> _STATED PROBLEM_
Repeat each line exactly, leaving nothing out.

□ □ □

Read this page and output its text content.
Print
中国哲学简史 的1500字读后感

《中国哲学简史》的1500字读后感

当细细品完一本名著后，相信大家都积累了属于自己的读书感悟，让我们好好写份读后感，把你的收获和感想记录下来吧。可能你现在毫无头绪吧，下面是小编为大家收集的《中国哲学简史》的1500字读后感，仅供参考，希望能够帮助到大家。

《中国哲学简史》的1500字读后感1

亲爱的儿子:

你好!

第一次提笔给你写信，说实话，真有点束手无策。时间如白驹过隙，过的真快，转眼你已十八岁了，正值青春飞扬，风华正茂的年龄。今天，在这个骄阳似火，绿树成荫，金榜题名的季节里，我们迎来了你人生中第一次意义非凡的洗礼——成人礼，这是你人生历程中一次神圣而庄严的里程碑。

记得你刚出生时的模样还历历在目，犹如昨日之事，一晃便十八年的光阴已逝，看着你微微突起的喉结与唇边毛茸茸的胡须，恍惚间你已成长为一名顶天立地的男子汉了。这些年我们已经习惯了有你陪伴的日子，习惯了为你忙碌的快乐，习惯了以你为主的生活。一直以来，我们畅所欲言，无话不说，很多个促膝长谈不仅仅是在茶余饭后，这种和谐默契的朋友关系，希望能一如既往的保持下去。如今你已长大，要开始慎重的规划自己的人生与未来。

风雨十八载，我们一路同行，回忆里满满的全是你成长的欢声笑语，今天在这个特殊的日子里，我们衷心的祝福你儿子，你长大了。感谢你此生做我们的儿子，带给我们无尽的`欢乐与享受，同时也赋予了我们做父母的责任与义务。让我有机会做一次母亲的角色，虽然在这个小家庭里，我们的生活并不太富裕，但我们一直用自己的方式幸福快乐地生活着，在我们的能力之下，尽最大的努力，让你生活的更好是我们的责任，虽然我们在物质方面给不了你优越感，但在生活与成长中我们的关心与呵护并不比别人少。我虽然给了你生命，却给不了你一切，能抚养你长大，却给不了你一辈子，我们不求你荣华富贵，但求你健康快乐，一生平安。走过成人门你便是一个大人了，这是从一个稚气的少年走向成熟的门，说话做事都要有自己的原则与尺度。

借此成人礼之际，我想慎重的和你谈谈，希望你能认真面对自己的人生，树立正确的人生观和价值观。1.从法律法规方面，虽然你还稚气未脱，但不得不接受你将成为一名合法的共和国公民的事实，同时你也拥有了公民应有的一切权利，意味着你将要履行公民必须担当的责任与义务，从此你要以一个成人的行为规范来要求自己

□ □ □

> _CORRECT RESPONSE_
Read this page and output its text content.
Print
中国哲学简史 的1500字读后感

《中国哲学简史》的1500字读后感

当细细品完一本名著后，相信大家都积累了属于自己的读书感悟，让我们好好写份读后感，把你的收获和感想记录下来吧。可能你现在毫无头绪吧，下面是小编为大家收集的《中国哲学简史》的1500字读后感，仅供参考，希望能够帮助到大家。

《中国哲学简史》的1500字读后感1

亲爱的儿子:

你好!

第一次提笔给你写信，说实话，真有点束手无策。时间如白驹过隙，过的真快，转眼你已十八岁了，正值青春飞扬，风华正茂的年龄。今天，在这个骄阳似火，绿树成荫，金榜题名的季节里，我们迎来了你人生中第一次意义非凡的洗礼——成人礼，这是你人生历程中一次神圣而庄严的里程碑。

记得你刚出生时的模样还历历在目，犹如昨日之事，一晃便十八年的光阴已逝，看着你微微突起的喉结与唇边毛茸茸的胡须，恍惚间你已成长为一名顶天立地的男子汉了。这些年我们已经习惯了有你陪伴的日子，习惯了为你忙碌的快乐，习惯了以你为主的生活。一直以来，我们畅所欲言，无话不说，很多个促膝长谈不仅仅是在茶余饭后，这种和谐默契的朋友关系，希望能一如既往的保持下去。如今你已长大，要开始慎重的规划自己的人生与未来。

风雨十八载，我们一路同行，回忆里满满的全是你成长的欢声笑语，今天在这个特殊的日子里，我们衷心的祝福你儿子，你长大了。感谢你此生做我们的儿子，带给我们无尽的`欢乐与享受，同时也赋予了我们做父母的责任与义务。让我有机会做一次母亲的角色，虽然在这个小家庭里，我们的生活并不太富裕，但我们一直用自己的方式幸福快乐地生活着，在我们的能力之下，尽最大的努力，让你生活的更好是我们的责任，虽然我们在物质方面给不了你优越感，但在生活与成长中我们的关心与呵护并不比别人少。我虽然给了你生命，却给不了你一切，能抚养你长大，却给不了你一辈子，我们不求你荣华富贵，但求你健康快乐，一生平安。走过成人门你便是一个大人了，这是从一个稚气的少年走向成熟的门，说话做事都要有自己的原则与尺度。

借此成人礼之际，我想慎重的和你谈谈，希望你能认真面对自己的人生，树立正确的人生观和价值观。1.从法律法规方面，虽然你还稚气未脱，但不得不接受你将成为一名合法的共和国公民的事实，同时你也拥有了公民应有的一切权利，意味着你将要履行公民必须担当的责任与义务，从此你要以一个成人的行为规范来要求自己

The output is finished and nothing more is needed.